Task to complete → Pull out every line of the listing below where "screenshot" appears.

Provided records →
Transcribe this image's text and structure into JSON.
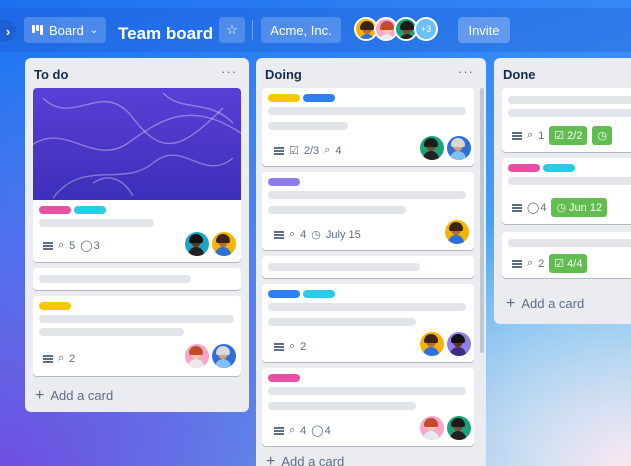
{
  "board": {
    "view_label": "Board",
    "title": "Team board",
    "workspace": "Acme, Inc.",
    "member_overflow": "+3",
    "invite_label": "Invite"
  },
  "lists": [
    {
      "title": "To do",
      "menu": "···",
      "add_card": "Add a card",
      "cards": [
        {
          "attachments": "5",
          "comments": "3"
        },
        {},
        {
          "attachments": "2"
        }
      ]
    },
    {
      "title": "Doing",
      "menu": "···",
      "add_card": "Add a card",
      "cards": [
        {
          "checklist": "2/3",
          "attachments": "4"
        },
        {
          "attachments": "4",
          "due": "July 15"
        },
        {},
        {
          "attachments": "2"
        },
        {
          "attachments": "4",
          "comments": "4"
        }
      ]
    },
    {
      "title": "Done",
      "add_card": "Add a card",
      "cards": [
        {
          "attachments": "1",
          "checklist": "2/2"
        },
        {
          "comments": "4",
          "due": "Jun 12"
        },
        {
          "attachments": "2",
          "checklist": "4/4"
        }
      ]
    }
  ],
  "colors": {
    "label_pink": "#e84fa5",
    "label_teal": "#29cce5",
    "label_yellow": "#f5c900",
    "label_blue": "#2f7ff0",
    "label_purple": "#8f7ee7",
    "badge_green": "#61bd4f"
  }
}
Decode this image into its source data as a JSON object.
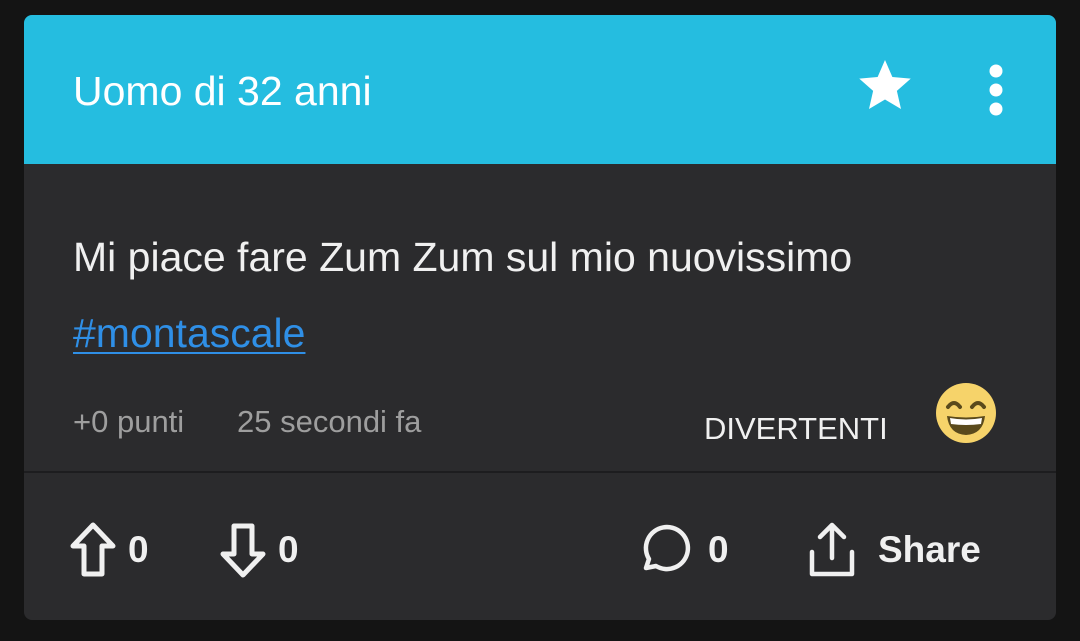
{
  "header": {
    "title": "Uomo di 32 anni",
    "background_color": "#25bde0",
    "favorite_icon": "star-icon",
    "menu_icon": "more-vertical-icon"
  },
  "post": {
    "text_before": "Mi piace fare Zum Zum sul mio nuovissimo ",
    "hashtag": "#montascale",
    "hashtag_color": "#2f8fe6",
    "points": "+0 punti",
    "time_ago": "25 secondi fa",
    "category": "DIVERTENTI",
    "category_icon": "grinning-face-emoji"
  },
  "actions": {
    "upvote_count": "0",
    "downvote_count": "0",
    "comment_count": "0",
    "share_label": "Share",
    "upvote_icon": "arrow-up-icon",
    "downvote_icon": "arrow-down-icon",
    "comment_icon": "comment-bubble-icon",
    "share_icon": "share-icon"
  }
}
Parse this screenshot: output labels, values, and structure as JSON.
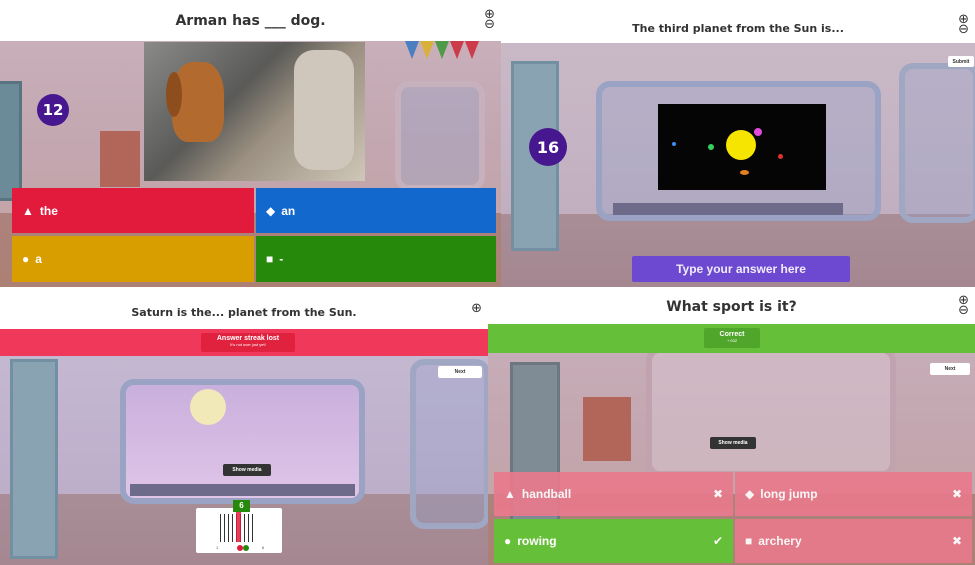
{
  "panel1": {
    "question": "Arman has ___ dog.",
    "timer": "12",
    "answers": [
      {
        "symbol": "▲",
        "label": "the",
        "color": "#e21b3c"
      },
      {
        "symbol": "◆",
        "label": "an",
        "color": "#1368ce"
      },
      {
        "symbol": "●",
        "label": "a",
        "color": "#d89e00"
      },
      {
        "symbol": "■",
        "label": "-",
        "color": "#26890c"
      }
    ]
  },
  "panel2": {
    "question": "The third planet from the Sun is...",
    "timer": "16",
    "submit_label": "Submit",
    "answer_placeholder": "Type your answer here"
  },
  "panel3": {
    "question": "Saturn is the... planet from the Sun.",
    "banner_title": "Answer streak lost",
    "banner_subtitle": "It's not over just yet!",
    "next_label": "Next",
    "show_media_label": "Show media",
    "result_count": "6",
    "slider_min": "1",
    "slider_max": "8"
  },
  "panel4": {
    "question": "What sport is it?",
    "banner_title": "Correct",
    "banner_points": "+ 632",
    "next_label": "Next",
    "show_media_label": "Show media",
    "answers": [
      {
        "symbol": "▲",
        "label": "handball",
        "mark": "✖",
        "color": "#e87a8c"
      },
      {
        "symbol": "◆",
        "label": "long jump",
        "mark": "✖",
        "color": "#e87a8c"
      },
      {
        "symbol": "●",
        "label": "rowing",
        "mark": "✔",
        "color": "#66bf39"
      },
      {
        "symbol": "■",
        "label": "archery",
        "mark": "✖",
        "color": "#e87a8c"
      }
    ]
  },
  "icons": {
    "corner_controls": "⊕"
  }
}
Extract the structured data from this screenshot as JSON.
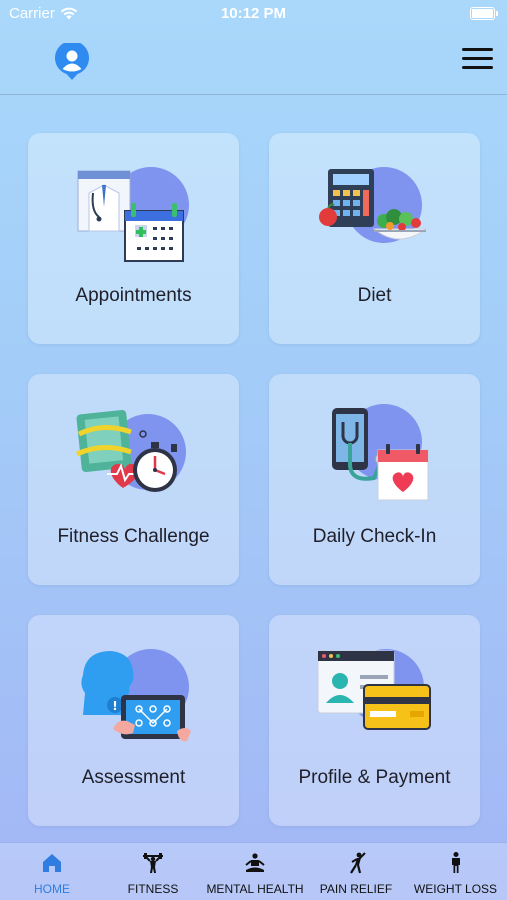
{
  "status_bar": {
    "carrier": "Carrier",
    "time": "10:12 PM",
    "icons": [
      "wifi-icon",
      "battery-icon"
    ]
  },
  "header": {
    "profile_icon": "user-location-pin-icon",
    "menu_icon": "hamburger-menu-icon",
    "profile_color": "#2f8bf0"
  },
  "cards": [
    {
      "label": "Appointments",
      "icon": "doctor-calendar-icon"
    },
    {
      "label": "Diet",
      "icon": "calculator-food-icon"
    },
    {
      "label": "Fitness Challenge",
      "icon": "scale-stopwatch-icon"
    },
    {
      "label": "Daily Check-In",
      "icon": "phone-stethoscope-calendar-icon"
    },
    {
      "label": "Assessment",
      "icon": "head-tablet-icon"
    },
    {
      "label": "Profile & Payment",
      "icon": "id-card-credit-card-icon"
    }
  ],
  "tabbar": {
    "active_color": "#2f7de0",
    "tabs": [
      {
        "label": "HOME",
        "icon": "home-icon",
        "active": true
      },
      {
        "label": "FITNESS",
        "icon": "dumbbell-icon",
        "active": false
      },
      {
        "label": "MENTAL HEALTH",
        "icon": "meditation-icon",
        "active": false
      },
      {
        "label": "PAIN RELIEF",
        "icon": "stretch-icon",
        "active": false
      },
      {
        "label": "WEIGHT LOSS",
        "icon": "person-icon",
        "active": false
      }
    ]
  }
}
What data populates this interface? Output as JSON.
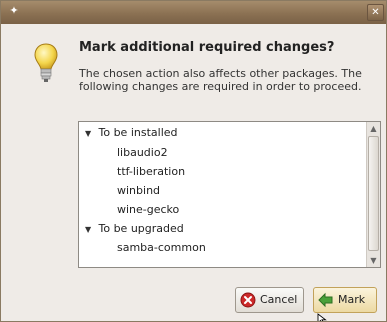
{
  "dialog": {
    "title": "Mark additional required changes?",
    "description": "The chosen action also affects other packages. The following changes are required in order to proceed."
  },
  "changes": {
    "groups": [
      {
        "label": "To be installed",
        "expanded": true,
        "items": [
          "libaudio2",
          "ttf-liberation",
          "winbind",
          "wine-gecko"
        ]
      },
      {
        "label": "To be upgraded",
        "expanded": true,
        "items": [
          "samba-common"
        ]
      }
    ]
  },
  "buttons": {
    "cancel": "Cancel",
    "mark": "Mark"
  },
  "icons": {
    "dialog": "lightbulb-icon",
    "cancel": "cancel-icon",
    "mark": "mark-arrow-icon"
  },
  "colors": {
    "titlebar": "#8b7153",
    "dialog_bg": "#efebe7",
    "mark_button": "#ecd9a2"
  }
}
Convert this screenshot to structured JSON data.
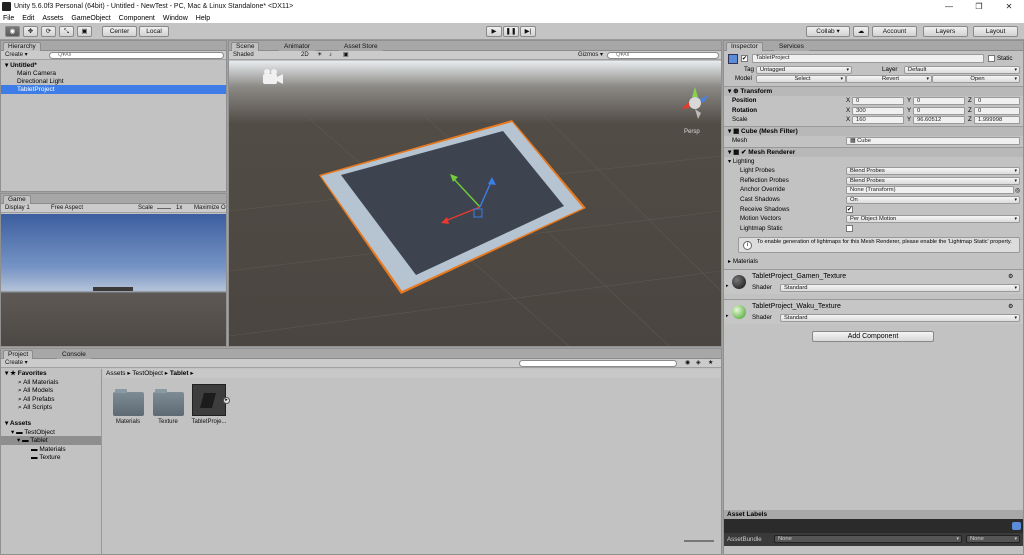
{
  "title_bar": {
    "text": "Unity 5.6.0f3 Personal (64bit) - Untitled - NewTest - PC, Mac & Linux Standalone* <DX11>",
    "minimize": "—",
    "maximize": "❐",
    "close": "✕"
  },
  "menu": [
    "File",
    "Edit",
    "Assets",
    "GameObject",
    "Component",
    "Window",
    "Help"
  ],
  "toolbar": {
    "pivot": "Center",
    "space": "Local",
    "collab": "Collab ▾",
    "account": "Account",
    "layers": "Layers",
    "layout": "Layout"
  },
  "hierarchy": {
    "tab": "Hierarchy",
    "create": "Create ▾",
    "search_placeholder": "Q▾All",
    "scene": "Untitled*",
    "items": [
      "Main Camera",
      "Directional Light",
      "TabletProject"
    ]
  },
  "scene": {
    "tabs": [
      "Scene",
      "Animator",
      "Asset Store"
    ],
    "shading": "Shaded",
    "mode_2d": "2D",
    "gizmos": "Gizmos ▾",
    "search_placeholder": "Q▾All",
    "persp": "Persp"
  },
  "game": {
    "tab": "Game",
    "display": "Display 1",
    "aspect": "Free Aspect",
    "scale_label": "Scale",
    "scale_value": "1x",
    "maximize": "Maximize O"
  },
  "project": {
    "tabs": [
      "Project",
      "Console"
    ],
    "create": "Create ▾",
    "favorites_label": "Favorites",
    "favorites": [
      "All Materials",
      "All Models",
      "All Prefabs",
      "All Scripts"
    ],
    "assets_label": "Assets",
    "tree": [
      "TestObject",
      "Tablet",
      "Materials",
      "Texture"
    ],
    "breadcrumb": [
      "Assets",
      "TestObject",
      "Tablet"
    ],
    "files": [
      "Materials",
      "Texture",
      "TabletProje..."
    ]
  },
  "inspector": {
    "tabs": [
      "Inspector",
      "Services"
    ],
    "object_name": "TabletProject",
    "static_label": "Static",
    "tag_label": "Tag",
    "tag_value": "Untagged",
    "layer_label": "Layer",
    "layer_value": "Default",
    "model_label": "Model",
    "model_buttons": [
      "Select",
      "Revert",
      "Open"
    ],
    "transform": {
      "title": "Transform",
      "rows": [
        {
          "label": "Position",
          "x": "0",
          "y": "0",
          "z": "0"
        },
        {
          "label": "Rotation",
          "x": "300",
          "y": "0",
          "z": "0"
        },
        {
          "label": "Scale",
          "x": "160",
          "y": "96.60512",
          "z": "1.999998"
        }
      ]
    },
    "mesh_filter": {
      "title": "Cube (Mesh Filter)",
      "mesh_label": "Mesh",
      "mesh_value": "Cube"
    },
    "mesh_renderer": {
      "title": "Mesh Renderer",
      "lighting": "Lighting",
      "rows": [
        {
          "label": "Light Probes",
          "value": "Blend Probes"
        },
        {
          "label": "Reflection Probes",
          "value": "Blend Probes"
        },
        {
          "label": "Anchor Override",
          "value": "None (Transform)"
        },
        {
          "label": "Cast Shadows",
          "value": "On"
        },
        {
          "label": "Receive Shadows",
          "value": "✔"
        },
        {
          "label": "Motion Vectors",
          "value": "Per Object Motion"
        },
        {
          "label": "Lightmap Static",
          "value": ""
        }
      ],
      "info": "To enable generation of lightmaps for this Mesh Renderer, please enable the 'Lightmap Static' property.",
      "materials": "Materials"
    },
    "materials": [
      {
        "name": "TabletProject_Gamen_Texture",
        "shader_label": "Shader",
        "shader": "Standard"
      },
      {
        "name": "TabletProject_Waku_Texture",
        "shader_label": "Shader",
        "shader": "Standard"
      }
    ],
    "add_component": "Add Component",
    "asset_labels": "Asset Labels",
    "asset_bundle_label": "AssetBundle",
    "asset_bundle_value": "None",
    "asset_bundle_variant": "None"
  },
  "colors": {
    "selection": "#3e7de7",
    "accent_orange": "#f07a1e"
  }
}
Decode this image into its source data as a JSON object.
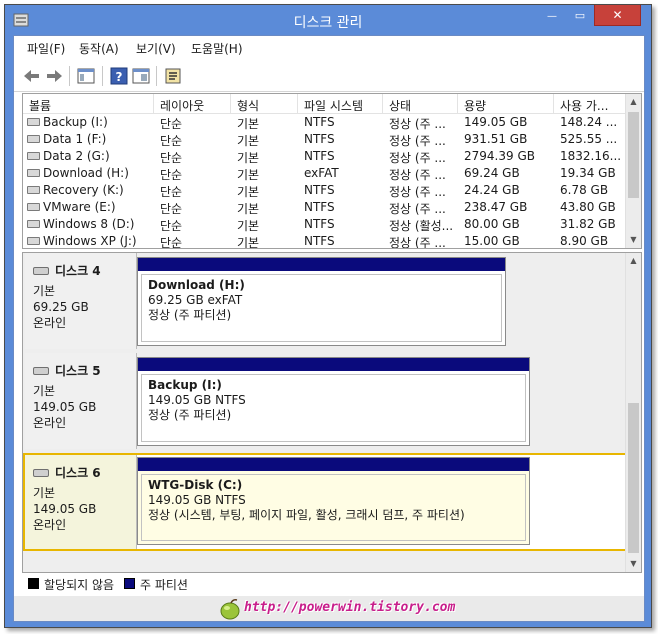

Solution to this exercise →
Parse this screenshot: output labels, values, and structure as JSON.
Extract the structured data from this screenshot as JSON.
Convert this screenshot to structured JSON data.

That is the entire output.